Work to be completed: Gather the lines below that include the string "Variance", copying each in full.

* start Dataset records *

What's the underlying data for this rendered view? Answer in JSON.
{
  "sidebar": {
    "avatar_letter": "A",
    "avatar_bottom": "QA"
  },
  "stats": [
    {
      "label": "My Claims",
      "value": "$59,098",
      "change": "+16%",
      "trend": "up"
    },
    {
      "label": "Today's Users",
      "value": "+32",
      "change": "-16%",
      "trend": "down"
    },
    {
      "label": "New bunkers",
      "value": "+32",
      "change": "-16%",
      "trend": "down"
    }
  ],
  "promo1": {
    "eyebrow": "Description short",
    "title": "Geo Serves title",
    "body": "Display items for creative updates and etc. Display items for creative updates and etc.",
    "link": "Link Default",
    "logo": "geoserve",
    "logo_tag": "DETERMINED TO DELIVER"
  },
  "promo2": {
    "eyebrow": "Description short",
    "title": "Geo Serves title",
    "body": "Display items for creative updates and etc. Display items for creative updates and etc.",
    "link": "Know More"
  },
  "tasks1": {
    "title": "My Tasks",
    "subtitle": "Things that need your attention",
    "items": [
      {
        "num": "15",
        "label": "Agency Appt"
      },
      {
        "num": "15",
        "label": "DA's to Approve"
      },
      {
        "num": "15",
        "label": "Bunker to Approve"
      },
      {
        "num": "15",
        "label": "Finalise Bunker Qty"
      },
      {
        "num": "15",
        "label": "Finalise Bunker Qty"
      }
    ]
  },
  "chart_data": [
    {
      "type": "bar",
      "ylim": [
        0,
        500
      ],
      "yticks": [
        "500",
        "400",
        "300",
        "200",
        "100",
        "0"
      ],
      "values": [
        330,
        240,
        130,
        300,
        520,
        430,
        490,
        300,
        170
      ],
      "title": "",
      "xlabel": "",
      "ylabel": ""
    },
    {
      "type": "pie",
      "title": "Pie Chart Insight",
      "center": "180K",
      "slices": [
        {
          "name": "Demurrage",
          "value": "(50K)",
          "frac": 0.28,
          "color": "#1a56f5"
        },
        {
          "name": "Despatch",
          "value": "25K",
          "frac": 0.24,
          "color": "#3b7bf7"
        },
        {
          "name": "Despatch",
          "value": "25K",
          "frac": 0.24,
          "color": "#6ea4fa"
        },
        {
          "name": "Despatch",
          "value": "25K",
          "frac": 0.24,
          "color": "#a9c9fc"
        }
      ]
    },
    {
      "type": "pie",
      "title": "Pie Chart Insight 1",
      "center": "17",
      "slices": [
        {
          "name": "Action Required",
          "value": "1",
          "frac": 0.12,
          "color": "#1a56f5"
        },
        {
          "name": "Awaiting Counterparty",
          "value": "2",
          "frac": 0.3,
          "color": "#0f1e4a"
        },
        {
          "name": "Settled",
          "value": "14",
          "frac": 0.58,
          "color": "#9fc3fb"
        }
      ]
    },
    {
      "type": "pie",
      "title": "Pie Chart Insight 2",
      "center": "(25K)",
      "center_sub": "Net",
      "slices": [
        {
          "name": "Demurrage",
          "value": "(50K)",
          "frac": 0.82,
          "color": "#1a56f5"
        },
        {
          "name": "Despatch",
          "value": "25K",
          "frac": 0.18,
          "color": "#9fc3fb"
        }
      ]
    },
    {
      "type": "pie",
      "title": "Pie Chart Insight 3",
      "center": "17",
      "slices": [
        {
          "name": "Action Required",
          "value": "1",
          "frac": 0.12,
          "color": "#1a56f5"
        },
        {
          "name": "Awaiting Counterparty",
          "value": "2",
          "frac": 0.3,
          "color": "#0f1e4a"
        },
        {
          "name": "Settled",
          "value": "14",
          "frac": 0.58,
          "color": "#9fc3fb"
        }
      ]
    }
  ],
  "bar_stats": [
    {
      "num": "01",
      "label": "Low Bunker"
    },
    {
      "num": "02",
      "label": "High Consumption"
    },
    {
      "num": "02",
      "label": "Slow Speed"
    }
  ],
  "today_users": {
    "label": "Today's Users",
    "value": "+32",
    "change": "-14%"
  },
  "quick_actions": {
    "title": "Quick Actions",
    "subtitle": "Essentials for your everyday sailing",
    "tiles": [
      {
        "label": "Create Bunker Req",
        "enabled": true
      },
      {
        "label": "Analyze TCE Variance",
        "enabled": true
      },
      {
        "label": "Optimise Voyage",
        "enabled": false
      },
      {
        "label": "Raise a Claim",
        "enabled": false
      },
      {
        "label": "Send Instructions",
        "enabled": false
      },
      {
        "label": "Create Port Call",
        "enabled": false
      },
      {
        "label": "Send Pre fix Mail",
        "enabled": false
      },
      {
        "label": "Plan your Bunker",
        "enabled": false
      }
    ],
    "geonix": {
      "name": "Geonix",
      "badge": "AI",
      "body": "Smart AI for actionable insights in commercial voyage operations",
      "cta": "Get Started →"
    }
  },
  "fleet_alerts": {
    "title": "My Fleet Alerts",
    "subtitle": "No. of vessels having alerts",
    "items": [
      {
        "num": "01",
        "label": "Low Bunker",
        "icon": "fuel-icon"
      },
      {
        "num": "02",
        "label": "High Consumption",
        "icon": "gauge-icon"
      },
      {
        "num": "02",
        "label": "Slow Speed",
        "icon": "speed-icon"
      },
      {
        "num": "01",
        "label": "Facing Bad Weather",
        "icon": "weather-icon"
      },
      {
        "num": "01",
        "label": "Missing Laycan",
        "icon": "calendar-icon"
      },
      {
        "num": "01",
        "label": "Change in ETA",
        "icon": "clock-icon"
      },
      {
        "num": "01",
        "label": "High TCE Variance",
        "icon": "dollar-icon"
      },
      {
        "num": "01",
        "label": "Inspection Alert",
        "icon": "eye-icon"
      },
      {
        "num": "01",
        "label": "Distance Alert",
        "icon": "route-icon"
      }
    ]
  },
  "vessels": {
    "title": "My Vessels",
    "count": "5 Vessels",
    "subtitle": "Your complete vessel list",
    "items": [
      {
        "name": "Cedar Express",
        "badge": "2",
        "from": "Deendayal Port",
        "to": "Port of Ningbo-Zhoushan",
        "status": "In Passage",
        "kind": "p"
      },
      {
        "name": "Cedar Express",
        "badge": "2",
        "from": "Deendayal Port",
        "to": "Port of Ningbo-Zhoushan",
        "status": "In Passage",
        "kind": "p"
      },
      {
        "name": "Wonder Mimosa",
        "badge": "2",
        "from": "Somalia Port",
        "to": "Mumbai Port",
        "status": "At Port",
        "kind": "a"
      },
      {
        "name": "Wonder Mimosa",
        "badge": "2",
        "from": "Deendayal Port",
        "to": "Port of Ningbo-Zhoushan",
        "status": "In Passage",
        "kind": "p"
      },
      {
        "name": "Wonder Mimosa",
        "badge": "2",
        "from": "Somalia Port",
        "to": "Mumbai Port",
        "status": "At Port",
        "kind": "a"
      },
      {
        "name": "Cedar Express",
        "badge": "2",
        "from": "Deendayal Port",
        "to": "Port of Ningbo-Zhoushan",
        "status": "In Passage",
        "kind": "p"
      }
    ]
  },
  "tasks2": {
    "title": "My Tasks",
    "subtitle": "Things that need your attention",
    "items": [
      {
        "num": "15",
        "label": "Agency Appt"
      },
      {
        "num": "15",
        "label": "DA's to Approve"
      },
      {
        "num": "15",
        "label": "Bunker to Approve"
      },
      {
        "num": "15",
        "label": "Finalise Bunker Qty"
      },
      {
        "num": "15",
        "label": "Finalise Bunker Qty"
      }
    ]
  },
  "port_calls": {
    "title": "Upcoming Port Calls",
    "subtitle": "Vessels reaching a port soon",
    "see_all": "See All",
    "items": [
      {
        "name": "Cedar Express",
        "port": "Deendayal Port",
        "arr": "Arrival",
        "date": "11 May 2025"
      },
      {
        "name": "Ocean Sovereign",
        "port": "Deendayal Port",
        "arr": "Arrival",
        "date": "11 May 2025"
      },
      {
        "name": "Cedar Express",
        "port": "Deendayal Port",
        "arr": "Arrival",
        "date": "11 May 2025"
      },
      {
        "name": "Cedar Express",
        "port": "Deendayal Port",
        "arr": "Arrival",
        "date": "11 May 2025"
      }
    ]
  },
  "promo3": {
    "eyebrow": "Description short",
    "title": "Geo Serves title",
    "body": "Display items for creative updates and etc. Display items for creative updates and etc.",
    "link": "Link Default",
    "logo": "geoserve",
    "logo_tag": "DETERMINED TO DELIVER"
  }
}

* end Dataset records *

Answer to the problem:
        "label": "Analyze TCE Variance",
        "label": "High TCE Variance",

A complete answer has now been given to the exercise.